Data extract section start

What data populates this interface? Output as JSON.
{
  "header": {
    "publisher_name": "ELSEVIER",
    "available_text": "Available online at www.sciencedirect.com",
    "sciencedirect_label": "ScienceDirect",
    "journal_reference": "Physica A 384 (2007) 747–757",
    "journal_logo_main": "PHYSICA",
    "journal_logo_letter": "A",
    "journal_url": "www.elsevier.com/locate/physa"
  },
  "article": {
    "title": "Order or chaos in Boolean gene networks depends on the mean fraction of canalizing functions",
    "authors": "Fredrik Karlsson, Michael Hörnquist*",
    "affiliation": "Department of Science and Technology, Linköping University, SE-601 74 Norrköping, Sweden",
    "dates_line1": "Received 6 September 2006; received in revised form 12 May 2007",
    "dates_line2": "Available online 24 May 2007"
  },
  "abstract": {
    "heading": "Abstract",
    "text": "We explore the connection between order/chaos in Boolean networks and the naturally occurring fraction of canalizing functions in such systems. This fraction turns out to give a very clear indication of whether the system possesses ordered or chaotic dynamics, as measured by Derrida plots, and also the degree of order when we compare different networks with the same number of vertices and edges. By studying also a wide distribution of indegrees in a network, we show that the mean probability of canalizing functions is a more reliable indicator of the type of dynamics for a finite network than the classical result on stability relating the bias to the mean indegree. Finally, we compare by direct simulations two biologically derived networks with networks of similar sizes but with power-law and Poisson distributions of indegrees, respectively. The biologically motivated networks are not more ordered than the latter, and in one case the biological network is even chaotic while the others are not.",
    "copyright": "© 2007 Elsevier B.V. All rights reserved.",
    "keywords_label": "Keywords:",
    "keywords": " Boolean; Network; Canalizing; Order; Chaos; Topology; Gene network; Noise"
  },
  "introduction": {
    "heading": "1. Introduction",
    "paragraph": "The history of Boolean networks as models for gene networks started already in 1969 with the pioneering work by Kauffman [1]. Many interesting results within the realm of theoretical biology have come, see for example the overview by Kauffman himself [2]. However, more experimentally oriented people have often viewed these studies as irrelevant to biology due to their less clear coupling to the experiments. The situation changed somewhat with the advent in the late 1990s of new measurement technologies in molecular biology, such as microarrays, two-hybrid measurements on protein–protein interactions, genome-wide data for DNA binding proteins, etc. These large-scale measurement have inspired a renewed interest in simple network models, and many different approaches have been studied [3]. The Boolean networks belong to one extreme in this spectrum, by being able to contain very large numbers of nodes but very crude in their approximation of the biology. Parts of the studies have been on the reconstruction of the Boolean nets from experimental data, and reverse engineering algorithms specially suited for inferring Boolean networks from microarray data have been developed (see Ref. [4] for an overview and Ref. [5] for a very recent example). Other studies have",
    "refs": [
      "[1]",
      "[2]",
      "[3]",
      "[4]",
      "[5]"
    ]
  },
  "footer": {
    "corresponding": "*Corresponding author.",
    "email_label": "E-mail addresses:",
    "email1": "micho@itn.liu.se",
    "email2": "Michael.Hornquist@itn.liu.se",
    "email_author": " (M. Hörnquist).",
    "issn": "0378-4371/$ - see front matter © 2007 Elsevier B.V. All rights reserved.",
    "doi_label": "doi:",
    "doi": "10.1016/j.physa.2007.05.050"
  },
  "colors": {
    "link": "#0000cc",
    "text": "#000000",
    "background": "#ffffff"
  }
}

Data extract section end

Your objective
How many lines of the data contain "physa"? Work it out and give only the number.

Result
2